#### [Input records]
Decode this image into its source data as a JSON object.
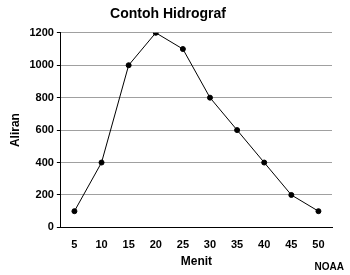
{
  "chart_data": {
    "type": "line",
    "title": "Contoh Hidrograf",
    "x_label": "Menit",
    "y_label": "Aliran",
    "annotation": "NOAA",
    "categories": [
      "5",
      "10",
      "15",
      "20",
      "25",
      "30",
      "35",
      "40",
      "45",
      "50"
    ],
    "values": [
      100,
      400,
      1000,
      1200,
      1100,
      800,
      600,
      400,
      200,
      100
    ],
    "color": "#000000",
    "marker": "circle",
    "line_style": "solid",
    "ylim": [
      0,
      1200
    ],
    "yticks": [
      0,
      200,
      400,
      600,
      800,
      1000,
      1200
    ],
    "grid": true
  }
}
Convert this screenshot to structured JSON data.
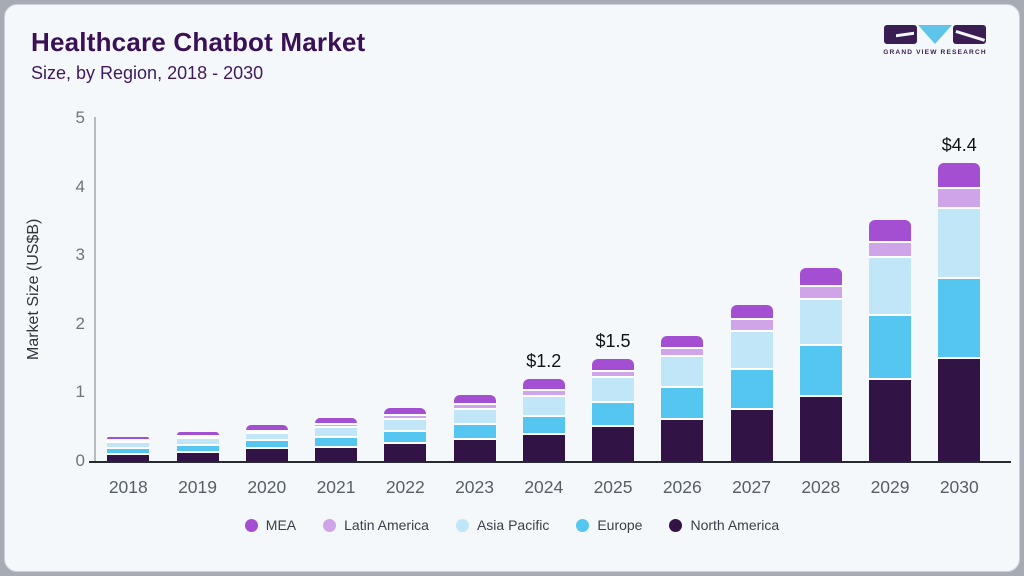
{
  "header": {
    "title": "Healthcare Chatbot Market",
    "subtitle": "Size, by Region, 2018 - 2030",
    "logo_text": "GRAND VIEW RESEARCH"
  },
  "chart_data": {
    "type": "bar",
    "stacked": true,
    "title": "Healthcare Chatbot Market Size, by Region, 2018 - 2030",
    "xlabel": "",
    "ylabel": "Market Size (US$B)",
    "ylim": [
      0,
      5
    ],
    "yticks": [
      0,
      1,
      2,
      3,
      4,
      5
    ],
    "grid": false,
    "legend_position": "bottom",
    "categories": [
      "2018",
      "2019",
      "2020",
      "2021",
      "2022",
      "2023",
      "2024",
      "2025",
      "2026",
      "2027",
      "2028",
      "2029",
      "2030"
    ],
    "series": [
      {
        "name": "North America",
        "color": "#321345",
        "values": [
          0.12,
          0.15,
          0.2,
          0.22,
          0.28,
          0.33,
          0.41,
          0.52,
          0.63,
          0.78,
          0.96,
          1.21,
          1.51
        ]
      },
      {
        "name": "Europe",
        "color": "#54c6f0",
        "values": [
          0.09,
          0.1,
          0.12,
          0.15,
          0.17,
          0.23,
          0.26,
          0.35,
          0.47,
          0.58,
          0.75,
          0.94,
          1.18
        ]
      },
      {
        "name": "Asia Pacific",
        "color": "#c1e6f7",
        "values": [
          0.08,
          0.1,
          0.11,
          0.14,
          0.18,
          0.22,
          0.3,
          0.37,
          0.44,
          0.55,
          0.66,
          0.84,
          1.02
        ]
      },
      {
        "name": "Latin America",
        "color": "#cfa4e9",
        "values": [
          0.02,
          0.02,
          0.03,
          0.04,
          0.05,
          0.06,
          0.08,
          0.09,
          0.12,
          0.18,
          0.2,
          0.22,
          0.28
        ]
      },
      {
        "name": "MEA",
        "color": "#a44fd2",
        "values": [
          0.03,
          0.05,
          0.06,
          0.08,
          0.1,
          0.12,
          0.14,
          0.15,
          0.16,
          0.19,
          0.24,
          0.3,
          0.36
        ]
      }
    ],
    "bar_labels": [
      "",
      "",
      "",
      "",
      "",
      "",
      "$1.2",
      "$1.5",
      "",
      "",
      "",
      "",
      "$4.4"
    ],
    "legend": [
      "MEA",
      "Latin America",
      "Asia Pacific",
      "Europe",
      "North America"
    ]
  }
}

#### [What the task asks]
How many lines of the entries above hold the string "JSON"? Reply with the number alone.

#### [Result below]
2